Output the material beneath this task exactly, images excluded.

* BEGIN *

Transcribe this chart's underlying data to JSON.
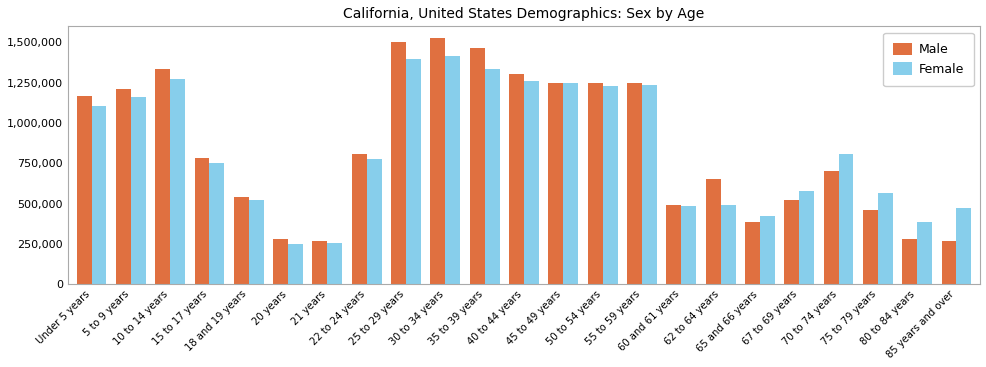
{
  "title": "California, United States Demographics: Sex by Age",
  "categories": [
    "Under 5 years",
    "5 to 9 years",
    "10 to 14 years",
    "15 to 17 years",
    "18 and 19 years",
    "20 years",
    "21 years",
    "22 to 24 years",
    "25 to 29 years",
    "30 to 34 years",
    "35 to 39 years",
    "40 to 44 years",
    "45 to 49 years",
    "50 to 54 years",
    "55 to 59 years",
    "60 and 61 years",
    "62 to 64 years",
    "65 and 66 years",
    "67 to 69 years",
    "70 to 74 years",
    "75 to 79 years",
    "80 to 84 years",
    "85 years and over"
  ],
  "male": [
    1165000,
    1210000,
    1335000,
    780000,
    540000,
    280000,
    265000,
    810000,
    1500000,
    1530000,
    1465000,
    1305000,
    1250000,
    1250000,
    1250000,
    490000,
    650000,
    385000,
    525000,
    700000,
    460000,
    280000,
    270000
  ],
  "female": [
    1105000,
    1160000,
    1275000,
    750000,
    520000,
    250000,
    255000,
    775000,
    1395000,
    1415000,
    1335000,
    1260000,
    1250000,
    1230000,
    1235000,
    485000,
    490000,
    420000,
    575000,
    805000,
    565000,
    385000,
    475000
  ],
  "male_color": "#e07040",
  "female_color": "#87ceeb",
  "bar_width": 0.38,
  "ylim": [
    0,
    1600000
  ],
  "yticks": [
    0,
    250000,
    500000,
    750000,
    1000000,
    1250000,
    1500000
  ],
  "ytick_labels": [
    "0",
    "250,000",
    "500,000",
    "750,000",
    "1,000,000",
    "1,250,000",
    "1,500,000"
  ],
  "legend_labels": [
    "Male",
    "Female"
  ],
  "background_color": "#ffffff",
  "axes_background": "#ffffff"
}
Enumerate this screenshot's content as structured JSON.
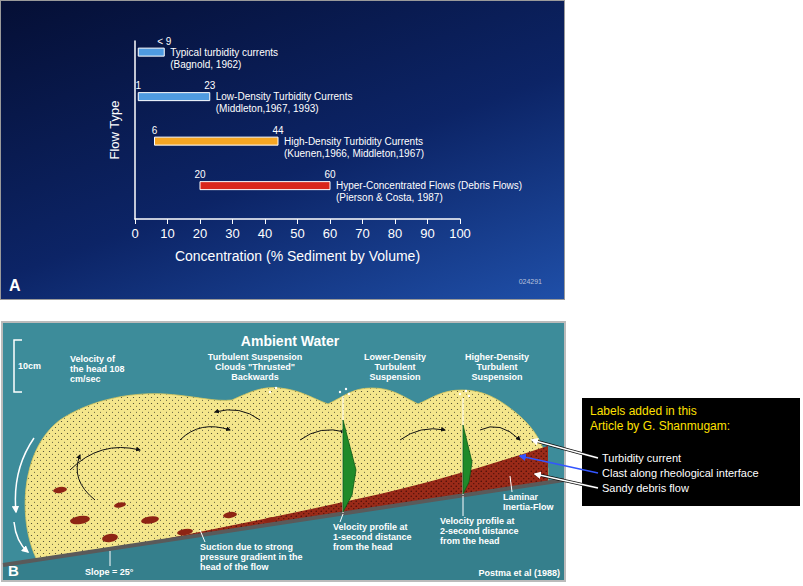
{
  "chart_data": {
    "type": "range_bar",
    "panel": "A",
    "orientation": "horizontal",
    "ylabel": "Flow Type",
    "xlabel": "Concentration (% Sediment by Volume)",
    "categories": [
      "Typical turbidity currents",
      "Low-Density Turbidity Currents",
      "High-Density Turbidity Currents",
      "Hyper-Concentrated Flows (Debris Flows)"
    ],
    "sources": [
      "(Bagnold, 1962)",
      "(Middleton,1967, 1993)",
      "(Kuenen,1966, Middleton,1967)",
      "(Pierson & Costa, 1987)"
    ],
    "low": [
      1,
      1,
      6,
      20
    ],
    "high": [
      9,
      23,
      44,
      60
    ],
    "low_labels": [
      null,
      "1",
      "6",
      "20"
    ],
    "high_labels": [
      "< 9",
      "23",
      "44",
      "60"
    ],
    "colors": [
      "#4f9be0",
      "#4f9be0",
      "#f5a623",
      "#d9261c"
    ],
    "xlim": [
      0,
      100
    ],
    "xticks": [
      0,
      10,
      20,
      30,
      40,
      50,
      60,
      70,
      80,
      90,
      100
    ],
    "tick_labels": "x",
    "grid": false,
    "data_labels": true,
    "code": "024291"
  },
  "diagram": {
    "panel": "B",
    "title": "Ambient Water",
    "scale": "10cm",
    "head_velocity": [
      "Velocity of",
      "the head 108",
      "cm/sec"
    ],
    "clouds": [
      "Turbulent Suspension",
      "Clouds \"Thrusted\"",
      "Backwards"
    ],
    "lower_density": [
      "Lower-Density",
      "Turbulent",
      "Suspension"
    ],
    "higher_density": [
      "Higher-Density",
      "Turbulent",
      "Suspension"
    ],
    "slope": "Slope = 25°",
    "suction": [
      "Suction due to strong",
      "pressure gradient in the",
      "head of the flow"
    ],
    "profile_1": [
      "Velocity profile at",
      "1-second distance",
      "from the head"
    ],
    "profile_2": [
      "Velocity profile at",
      "2-second distance",
      "from the head"
    ],
    "laminar": [
      "Laminar",
      "Inertia-Flow"
    ],
    "credit": "Postma et al (1988)"
  },
  "added_labels": {
    "note": [
      "Labels added in this",
      "Article by G. Shanmugam:"
    ],
    "items": [
      "Turbidity current",
      "Clast along rheological interface",
      "Sandy debris flow"
    ]
  }
}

* END *

### TASK RESULT
Transcribe this chart's underlying data to JSON.
{
  "title": "California, United States Demographics: Sex by Age",
  "categories": [
    "Under 5 years",
    "5 to 9 years",
    "10 to 14 years",
    "15 to 17 years",
    "18 and 19 years",
    "20 years",
    "21 years",
    "22 to 24 years",
    "25 to 29 years",
    "30 to 34 years",
    "35 to 39 years",
    "40 to 44 years",
    "45 to 49 years",
    "50 to 54 years",
    "55 to 59 years",
    "60 and 61 years",
    "62 to 64 years",
    "65 and 66 years",
    "67 to 69 years",
    "70 to 74 years",
    "75 to 79 years",
    "80 to 84 years",
    "85 years and over"
  ],
  "male": [
    1165000,
    1210000,
    1335000,
    780000,
    540000,
    280000,
    265000,
    810000,
    1500000,
    1530000,
    1465000,
    1305000,
    1250000,
    1250000,
    1250000,
    490000,
    650000,
    385000,
    525000,
    700000,
    460000,
    280000,
    270000
  ],
  "female": [
    1105000,
    1160000,
    1275000,
    750000,
    520000,
    250000,
    255000,
    775000,
    1395000,
    1415000,
    1335000,
    1260000,
    1250000,
    1230000,
    1235000,
    485000,
    490000,
    420000,
    575000,
    805000,
    565000,
    385000,
    475000
  ],
  "male_color": "#e07040",
  "female_color": "#87ceeb",
  "bar_width": 0.38,
  "ylim": [
    0,
    1600000
  ],
  "yticks": [
    0,
    250000,
    500000,
    750000,
    1000000,
    1250000,
    1500000
  ],
  "ytick_labels": [
    "0",
    "250,000",
    "500,000",
    "750,000",
    "1,000,000",
    "1,250,000",
    "1,500,000"
  ],
  "legend_labels": [
    "Male",
    "Female"
  ],
  "background_color": "#ffffff",
  "axes_background": "#ffffff"
}
Enumerate this screenshot's content as structured JSON.
{
  "chart_data": {
    "type": "range_bar",
    "panel": "A",
    "orientation": "horizontal",
    "ylabel": "Flow Type",
    "xlabel": "Concentration (% Sediment by Volume)",
    "categories": [
      "Typical turbidity currents",
      "Low-Density Turbidity Currents",
      "High-Density Turbidity Currents",
      "Hyper-Concentrated Flows (Debris Flows)"
    ],
    "sources": [
      "(Bagnold, 1962)",
      "(Middleton,1967, 1993)",
      "(Kuenen,1966, Middleton,1967)",
      "(Pierson & Costa, 1987)"
    ],
    "low": [
      1,
      1,
      6,
      20
    ],
    "high": [
      9,
      23,
      44,
      60
    ],
    "low_labels": [
      null,
      "1",
      "6",
      "20"
    ],
    "high_labels": [
      "< 9",
      "23",
      "44",
      "60"
    ],
    "colors": [
      "#4f9be0",
      "#4f9be0",
      "#f5a623",
      "#d9261c"
    ],
    "xlim": [
      0,
      100
    ],
    "xticks": [
      0,
      10,
      20,
      30,
      40,
      50,
      60,
      70,
      80,
      90,
      100
    ],
    "tick_labels": "x",
    "grid": false,
    "data_labels": true,
    "code": "024291"
  },
  "diagram": {
    "panel": "B",
    "title": "Ambient Water",
    "scale": "10cm",
    "head_velocity": [
      "Velocity of",
      "the head 108",
      "cm/sec"
    ],
    "clouds": [
      "Turbulent Suspension",
      "Clouds \"Thrusted\"",
      "Backwards"
    ],
    "lower_density": [
      "Lower-Density",
      "Turbulent",
      "Suspension"
    ],
    "higher_density": [
      "Higher-Density",
      "Turbulent",
      "Suspension"
    ],
    "slope": "Slope = 25°",
    "suction": [
      "Suction due to strong",
      "pressure gradient in the",
      "head of the flow"
    ],
    "profile_1": [
      "Velocity profile at",
      "1-second distance",
      "from the head"
    ],
    "profile_2": [
      "Velocity profile at",
      "2-second distance",
      "from the head"
    ],
    "laminar": [
      "Laminar",
      "Inertia-Flow"
    ],
    "credit": "Postma et al (1988)"
  },
  "added_labels": {
    "note": [
      "Labels added in this",
      "Article by G. Shanmugam:"
    ],
    "items": [
      "Turbidity current",
      "Clast along rheological interface",
      "Sandy debris flow"
    ]
  }
}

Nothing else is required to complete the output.